-- START --

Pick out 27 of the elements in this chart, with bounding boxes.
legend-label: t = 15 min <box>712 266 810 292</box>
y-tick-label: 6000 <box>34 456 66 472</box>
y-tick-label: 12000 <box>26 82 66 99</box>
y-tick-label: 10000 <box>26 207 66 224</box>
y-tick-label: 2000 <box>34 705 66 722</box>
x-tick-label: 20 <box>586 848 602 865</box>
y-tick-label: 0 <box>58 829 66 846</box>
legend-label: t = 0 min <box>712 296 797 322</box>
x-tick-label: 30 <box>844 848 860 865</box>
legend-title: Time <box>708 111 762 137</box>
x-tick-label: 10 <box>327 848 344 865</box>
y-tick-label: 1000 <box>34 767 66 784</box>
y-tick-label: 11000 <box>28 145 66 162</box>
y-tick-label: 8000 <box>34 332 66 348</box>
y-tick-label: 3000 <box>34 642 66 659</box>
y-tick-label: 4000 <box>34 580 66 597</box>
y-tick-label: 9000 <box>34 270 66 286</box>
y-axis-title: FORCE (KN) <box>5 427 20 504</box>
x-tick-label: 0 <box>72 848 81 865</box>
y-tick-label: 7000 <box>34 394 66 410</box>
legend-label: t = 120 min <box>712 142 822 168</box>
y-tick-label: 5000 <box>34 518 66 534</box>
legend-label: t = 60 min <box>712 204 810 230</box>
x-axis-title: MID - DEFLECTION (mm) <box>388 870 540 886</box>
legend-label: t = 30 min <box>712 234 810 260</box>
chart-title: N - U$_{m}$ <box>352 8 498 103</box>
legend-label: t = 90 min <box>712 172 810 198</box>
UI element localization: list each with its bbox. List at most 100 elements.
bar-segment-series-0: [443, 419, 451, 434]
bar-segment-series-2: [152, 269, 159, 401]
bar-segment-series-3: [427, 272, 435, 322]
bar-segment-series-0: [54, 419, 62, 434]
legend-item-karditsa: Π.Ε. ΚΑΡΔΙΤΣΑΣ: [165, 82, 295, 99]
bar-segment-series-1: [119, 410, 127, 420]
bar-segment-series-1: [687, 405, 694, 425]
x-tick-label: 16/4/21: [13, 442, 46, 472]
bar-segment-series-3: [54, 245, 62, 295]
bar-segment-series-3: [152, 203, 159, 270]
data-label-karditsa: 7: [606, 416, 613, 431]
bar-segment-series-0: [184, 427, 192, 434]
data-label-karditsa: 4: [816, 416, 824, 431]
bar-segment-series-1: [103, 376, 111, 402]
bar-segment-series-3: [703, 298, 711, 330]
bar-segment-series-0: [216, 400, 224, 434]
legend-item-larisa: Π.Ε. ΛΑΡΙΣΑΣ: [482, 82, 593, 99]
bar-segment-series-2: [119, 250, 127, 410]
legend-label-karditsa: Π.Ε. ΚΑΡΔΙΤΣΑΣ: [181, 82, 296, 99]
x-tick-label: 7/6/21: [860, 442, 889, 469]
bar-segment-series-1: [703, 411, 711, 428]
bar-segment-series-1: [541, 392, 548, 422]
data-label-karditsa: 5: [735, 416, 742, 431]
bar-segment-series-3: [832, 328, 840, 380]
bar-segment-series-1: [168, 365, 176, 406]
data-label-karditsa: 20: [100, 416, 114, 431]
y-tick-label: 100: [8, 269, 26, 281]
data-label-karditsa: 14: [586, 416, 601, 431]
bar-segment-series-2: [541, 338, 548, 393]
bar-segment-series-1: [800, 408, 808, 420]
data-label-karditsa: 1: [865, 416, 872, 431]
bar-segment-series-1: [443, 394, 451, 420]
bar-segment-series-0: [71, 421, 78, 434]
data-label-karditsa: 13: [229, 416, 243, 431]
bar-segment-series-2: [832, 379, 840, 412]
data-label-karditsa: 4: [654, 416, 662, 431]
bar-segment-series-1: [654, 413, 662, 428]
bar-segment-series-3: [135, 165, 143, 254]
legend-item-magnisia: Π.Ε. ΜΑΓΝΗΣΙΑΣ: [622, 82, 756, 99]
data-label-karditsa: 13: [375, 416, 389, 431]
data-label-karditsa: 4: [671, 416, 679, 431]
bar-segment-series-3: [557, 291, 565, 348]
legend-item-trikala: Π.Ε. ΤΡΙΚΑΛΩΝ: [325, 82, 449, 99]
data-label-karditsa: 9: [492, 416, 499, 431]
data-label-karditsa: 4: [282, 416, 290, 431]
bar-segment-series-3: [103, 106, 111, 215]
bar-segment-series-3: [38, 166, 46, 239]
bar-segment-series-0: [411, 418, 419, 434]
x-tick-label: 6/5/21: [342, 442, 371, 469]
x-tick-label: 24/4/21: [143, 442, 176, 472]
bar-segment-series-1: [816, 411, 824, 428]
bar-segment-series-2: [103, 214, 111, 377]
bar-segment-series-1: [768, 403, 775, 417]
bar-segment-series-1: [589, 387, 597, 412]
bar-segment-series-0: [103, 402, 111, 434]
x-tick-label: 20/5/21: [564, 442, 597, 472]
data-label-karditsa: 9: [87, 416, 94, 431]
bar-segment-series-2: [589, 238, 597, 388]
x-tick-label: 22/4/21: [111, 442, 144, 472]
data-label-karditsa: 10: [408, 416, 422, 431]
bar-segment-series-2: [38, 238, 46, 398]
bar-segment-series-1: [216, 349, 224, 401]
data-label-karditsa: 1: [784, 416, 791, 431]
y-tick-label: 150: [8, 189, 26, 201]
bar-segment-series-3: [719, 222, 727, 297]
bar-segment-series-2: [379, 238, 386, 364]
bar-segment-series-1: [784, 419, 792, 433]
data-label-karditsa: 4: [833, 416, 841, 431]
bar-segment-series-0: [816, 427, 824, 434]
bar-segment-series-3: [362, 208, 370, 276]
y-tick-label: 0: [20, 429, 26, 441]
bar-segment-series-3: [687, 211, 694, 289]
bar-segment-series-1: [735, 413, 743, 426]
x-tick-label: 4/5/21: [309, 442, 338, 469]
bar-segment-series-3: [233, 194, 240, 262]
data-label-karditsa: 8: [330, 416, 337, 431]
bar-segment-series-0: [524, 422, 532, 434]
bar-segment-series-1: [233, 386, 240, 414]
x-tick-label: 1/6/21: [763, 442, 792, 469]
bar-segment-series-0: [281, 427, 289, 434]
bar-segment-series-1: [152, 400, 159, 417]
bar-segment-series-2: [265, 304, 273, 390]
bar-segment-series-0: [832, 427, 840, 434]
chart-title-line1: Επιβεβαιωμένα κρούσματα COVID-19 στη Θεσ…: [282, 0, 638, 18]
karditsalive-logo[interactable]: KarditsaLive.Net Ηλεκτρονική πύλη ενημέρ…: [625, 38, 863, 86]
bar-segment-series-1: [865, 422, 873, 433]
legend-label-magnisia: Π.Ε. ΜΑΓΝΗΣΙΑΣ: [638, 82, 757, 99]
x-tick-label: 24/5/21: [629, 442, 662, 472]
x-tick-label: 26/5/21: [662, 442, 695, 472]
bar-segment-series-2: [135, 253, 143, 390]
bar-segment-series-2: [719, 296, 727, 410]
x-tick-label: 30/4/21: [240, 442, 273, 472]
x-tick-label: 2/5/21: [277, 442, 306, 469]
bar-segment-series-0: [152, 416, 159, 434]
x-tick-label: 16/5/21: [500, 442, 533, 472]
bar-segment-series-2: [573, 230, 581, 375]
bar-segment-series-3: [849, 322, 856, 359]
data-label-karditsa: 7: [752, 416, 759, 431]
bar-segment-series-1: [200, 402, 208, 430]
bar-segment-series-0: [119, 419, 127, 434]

-- END --

• _SET TASK_
Copy every one of the records above verbatim, line by line, without changing any character.

• _ANSWER TO THIS PROBLEM_
Pick out 27 of the elements in this chart, with bounding boxes.
legend-label: t = 15 min <box>712 266 810 292</box>
y-tick-label: 6000 <box>34 456 66 472</box>
y-tick-label: 12000 <box>26 82 66 99</box>
y-tick-label: 10000 <box>26 207 66 224</box>
y-tick-label: 2000 <box>34 705 66 722</box>
x-tick-label: 20 <box>586 848 602 865</box>
y-tick-label: 0 <box>58 829 66 846</box>
legend-label: t = 0 min <box>712 296 797 322</box>
x-tick-label: 30 <box>844 848 860 865</box>
legend-title: Time <box>708 111 762 137</box>
x-tick-label: 10 <box>327 848 344 865</box>
y-tick-label: 1000 <box>34 767 66 784</box>
y-tick-label: 11000 <box>28 145 66 162</box>
y-tick-label: 8000 <box>34 332 66 348</box>
y-tick-label: 3000 <box>34 642 66 659</box>
y-tick-label: 4000 <box>34 580 66 597</box>
y-tick-label: 9000 <box>34 270 66 286</box>
y-axis-title: FORCE (KN) <box>5 427 20 504</box>
x-tick-label: 0 <box>72 848 81 865</box>
y-tick-label: 7000 <box>34 394 66 410</box>
legend-label: t = 120 min <box>712 142 822 168</box>
y-tick-label: 5000 <box>34 518 66 534</box>
legend-label: t = 60 min <box>712 204 810 230</box>
x-axis-title: MID - DEFLECTION (mm) <box>388 870 540 886</box>
legend-label: t = 30 min <box>712 234 810 260</box>
chart-title: N - U$_{m}$ <box>352 8 498 103</box>
legend-label: t = 90 min <box>712 172 810 198</box>
UI element localization: list each with its bbox. List at most 100 elements.
bar-segment-series-0: [443, 419, 451, 434]
bar-segment-series-2: [152, 269, 159, 401]
bar-segment-series-3: [427, 272, 435, 322]
bar-segment-series-0: [54, 419, 62, 434]
legend-item-karditsa: Π.Ε. ΚΑΡΔΙΤΣΑΣ: [165, 82, 295, 99]
bar-segment-series-1: [119, 410, 127, 420]
bar-segment-series-1: [687, 405, 694, 425]
x-tick-label: 16/4/21: [13, 442, 46, 472]
bar-segment-series-3: [54, 245, 62, 295]
bar-segment-series-3: [152, 203, 159, 270]
data-label-karditsa: 7: [606, 416, 613, 431]
bar-segment-series-0: [184, 427, 192, 434]
data-label-karditsa: 4: [816, 416, 824, 431]
bar-segment-series-1: [103, 376, 111, 402]
bar-segment-series-3: [703, 298, 711, 330]
bar-segment-series-0: [216, 400, 224, 434]
legend-item-larisa: Π.Ε. ΛΑΡΙΣΑΣ: [482, 82, 593, 99]
bar-segment-series-2: [119, 250, 127, 410]
legend-label-karditsa: Π.Ε. ΚΑΡΔΙΤΣΑΣ: [181, 82, 296, 99]
x-tick-label: 7/6/21: [860, 442, 889, 469]
bar-segment-series-1: [703, 411, 711, 428]
bar-segment-series-1: [541, 392, 548, 422]
data-label-karditsa: 5: [735, 416, 742, 431]
bar-segment-series-3: [832, 328, 840, 380]
bar-segment-series-1: [168, 365, 176, 406]
data-label-karditsa: 20: [100, 416, 114, 431]
y-tick-label: 100: [8, 269, 26, 281]
data-label-karditsa: 14: [586, 416, 601, 431]
bar-segment-series-2: [541, 338, 548, 393]
bar-segment-series-1: [800, 408, 808, 420]
data-label-karditsa: 1: [865, 416, 872, 431]
bar-segment-series-1: [443, 394, 451, 420]
bar-segment-series-0: [71, 421, 78, 434]
data-label-karditsa: 13: [229, 416, 243, 431]
bar-segment-series-2: [832, 379, 840, 412]
data-label-karditsa: 4: [654, 416, 662, 431]
bar-segment-series-1: [654, 413, 662, 428]
bar-segment-series-3: [135, 165, 143, 254]
legend-item-magnisia: Π.Ε. ΜΑΓΝΗΣΙΑΣ: [622, 82, 756, 99]
data-label-karditsa: 13: [375, 416, 389, 431]
data-label-karditsa: 4: [671, 416, 679, 431]
bar-segment-series-3: [557, 291, 565, 348]
legend-item-trikala: Π.Ε. ΤΡΙΚΑΛΩΝ: [325, 82, 449, 99]
data-label-karditsa: 9: [492, 416, 499, 431]
data-label-karditsa: 4: [282, 416, 290, 431]
bar-segment-series-3: [103, 106, 111, 215]
bar-segment-series-3: [38, 166, 46, 239]
bar-segment-series-0: [411, 418, 419, 434]
x-tick-label: 6/5/21: [342, 442, 371, 469]
x-tick-label: 24/4/21: [143, 442, 176, 472]
bar-segment-series-1: [816, 411, 824, 428]
bar-segment-series-2: [103, 214, 111, 377]
bar-segment-series-1: [768, 403, 775, 417]
bar-segment-series-1: [589, 387, 597, 412]
bar-segment-series-0: [103, 402, 111, 434]
x-tick-label: 20/5/21: [564, 442, 597, 472]
data-label-karditsa: 9: [87, 416, 94, 431]
bar-segment-series-2: [589, 238, 597, 388]
x-tick-label: 22/4/21: [111, 442, 144, 472]
data-label-karditsa: 10: [408, 416, 422, 431]
bar-segment-series-2: [38, 238, 46, 398]
bar-segment-series-1: [216, 349, 224, 401]
data-label-karditsa: 1: [784, 416, 791, 431]
y-tick-label: 150: [8, 189, 26, 201]
bar-segment-series-3: [719, 222, 727, 297]
bar-segment-series-2: [379, 238, 386, 364]
bar-segment-series-1: [784, 419, 792, 433]
data-label-karditsa: 4: [833, 416, 841, 431]
bar-segment-series-0: [816, 427, 824, 434]
bar-segment-series-3: [362, 208, 370, 276]
y-tick-label: 0: [20, 429, 26, 441]
bar-segment-series-3: [687, 211, 694, 289]
bar-segment-series-1: [735, 413, 743, 426]
x-tick-label: 4/5/21: [309, 442, 338, 469]
bar-segment-series-3: [233, 194, 240, 262]
data-label-karditsa: 8: [330, 416, 337, 431]
bar-segment-series-0: [524, 422, 532, 434]
bar-segment-series-1: [233, 386, 240, 414]
x-tick-label: 1/6/21: [763, 442, 792, 469]
bar-segment-series-0: [281, 427, 289, 434]
bar-segment-series-1: [152, 400, 159, 417]
bar-segment-series-2: [265, 304, 273, 390]
bar-segment-series-0: [832, 427, 840, 434]
chart-title-line1: Επιβεβαιωμένα κρούσματα COVID-19 στη Θεσ…: [282, 0, 638, 18]
karditsalive-logo[interactable]: KarditsaLive.Net Ηλεκτρονική πύλη ενημέρ…: [625, 38, 863, 86]
bar-segment-series-1: [865, 422, 873, 433]
legend-label-magnisia: Π.Ε. ΜΑΓΝΗΣΙΑΣ: [638, 82, 757, 99]
x-tick-label: 24/5/21: [629, 442, 662, 472]
x-tick-label: 26/5/21: [662, 442, 695, 472]
bar-segment-series-2: [135, 253, 143, 390]
bar-segment-series-2: [719, 296, 727, 410]
x-tick-label: 30/4/21: [240, 442, 273, 472]
x-tick-label: 2/5/21: [277, 442, 306, 469]
bar-segment-series-0: [152, 416, 159, 434]
x-tick-label: 16/5/21: [500, 442, 533, 472]
bar-segment-series-2: [573, 230, 581, 375]
bar-segment-series-3: [849, 322, 856, 359]
data-label-karditsa: 7: [752, 416, 759, 431]
bar-segment-series-1: [200, 402, 208, 430]
bar-segment-series-0: [119, 419, 127, 434]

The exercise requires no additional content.